Bounding box annotations>

*-*-*

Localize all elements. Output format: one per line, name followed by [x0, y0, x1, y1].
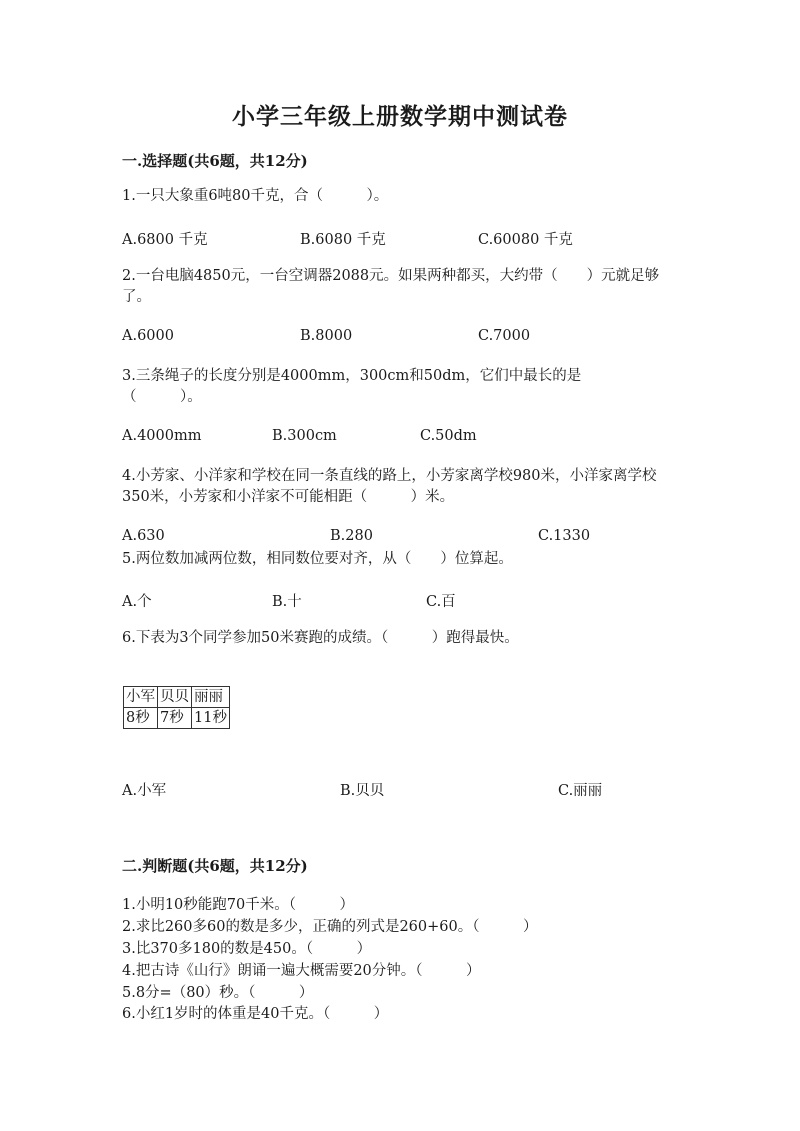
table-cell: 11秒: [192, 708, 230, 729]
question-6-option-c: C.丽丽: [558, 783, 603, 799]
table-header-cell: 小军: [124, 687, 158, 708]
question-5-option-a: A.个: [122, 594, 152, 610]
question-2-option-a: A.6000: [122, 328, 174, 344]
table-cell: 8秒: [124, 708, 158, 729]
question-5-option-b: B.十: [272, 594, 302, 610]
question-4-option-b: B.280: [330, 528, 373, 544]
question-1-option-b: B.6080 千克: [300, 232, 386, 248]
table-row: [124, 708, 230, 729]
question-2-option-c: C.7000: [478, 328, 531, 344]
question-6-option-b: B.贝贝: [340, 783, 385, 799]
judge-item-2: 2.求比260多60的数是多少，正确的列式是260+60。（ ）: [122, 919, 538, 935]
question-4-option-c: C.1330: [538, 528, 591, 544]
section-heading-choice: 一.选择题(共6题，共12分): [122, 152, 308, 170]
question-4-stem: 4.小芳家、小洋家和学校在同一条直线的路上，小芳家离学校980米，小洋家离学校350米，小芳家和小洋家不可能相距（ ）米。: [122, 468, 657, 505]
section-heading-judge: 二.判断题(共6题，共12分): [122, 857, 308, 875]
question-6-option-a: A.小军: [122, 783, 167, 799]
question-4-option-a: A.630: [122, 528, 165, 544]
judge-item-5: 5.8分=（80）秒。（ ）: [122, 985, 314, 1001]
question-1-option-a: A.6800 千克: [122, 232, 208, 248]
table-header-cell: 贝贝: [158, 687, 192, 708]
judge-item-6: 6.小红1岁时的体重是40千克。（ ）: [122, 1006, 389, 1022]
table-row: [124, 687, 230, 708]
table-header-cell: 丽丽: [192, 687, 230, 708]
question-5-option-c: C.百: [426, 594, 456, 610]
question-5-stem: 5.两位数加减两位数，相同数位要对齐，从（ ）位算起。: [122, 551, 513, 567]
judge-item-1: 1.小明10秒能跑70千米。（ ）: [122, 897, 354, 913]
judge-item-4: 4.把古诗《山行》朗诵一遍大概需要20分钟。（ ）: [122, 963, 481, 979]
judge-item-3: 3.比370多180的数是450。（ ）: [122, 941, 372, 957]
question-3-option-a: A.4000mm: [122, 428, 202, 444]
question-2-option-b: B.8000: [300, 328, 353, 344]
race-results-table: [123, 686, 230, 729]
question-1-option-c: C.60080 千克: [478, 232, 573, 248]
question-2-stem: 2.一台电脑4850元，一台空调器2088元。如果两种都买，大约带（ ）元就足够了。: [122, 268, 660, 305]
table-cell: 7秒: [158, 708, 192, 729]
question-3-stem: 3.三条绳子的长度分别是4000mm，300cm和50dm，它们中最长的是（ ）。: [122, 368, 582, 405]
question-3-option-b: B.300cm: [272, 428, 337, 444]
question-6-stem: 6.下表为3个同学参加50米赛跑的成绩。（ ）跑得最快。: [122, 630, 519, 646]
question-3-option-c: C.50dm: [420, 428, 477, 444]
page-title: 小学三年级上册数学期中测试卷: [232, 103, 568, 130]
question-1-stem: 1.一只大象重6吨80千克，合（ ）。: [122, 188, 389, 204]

*-*-*

Exercise directions> Could you give the stretch of items from the line containing "table-cell: 11秒: [192, 708, 230, 729]" through the line containing "question-2-option-a: A.6000: [122, 328, 174, 344]" again, substituting "column-header" for "table-header-cell" and leaving everything else unchanged?

Reply>
table-cell: 11秒: [192, 708, 230, 729]
question-6-option-c: C.丽丽: [558, 783, 603, 799]
column-header: 小军: [124, 687, 158, 708]
question-5-option-a: A.个: [122, 594, 152, 610]
question-2-option-a: A.6000: [122, 328, 174, 344]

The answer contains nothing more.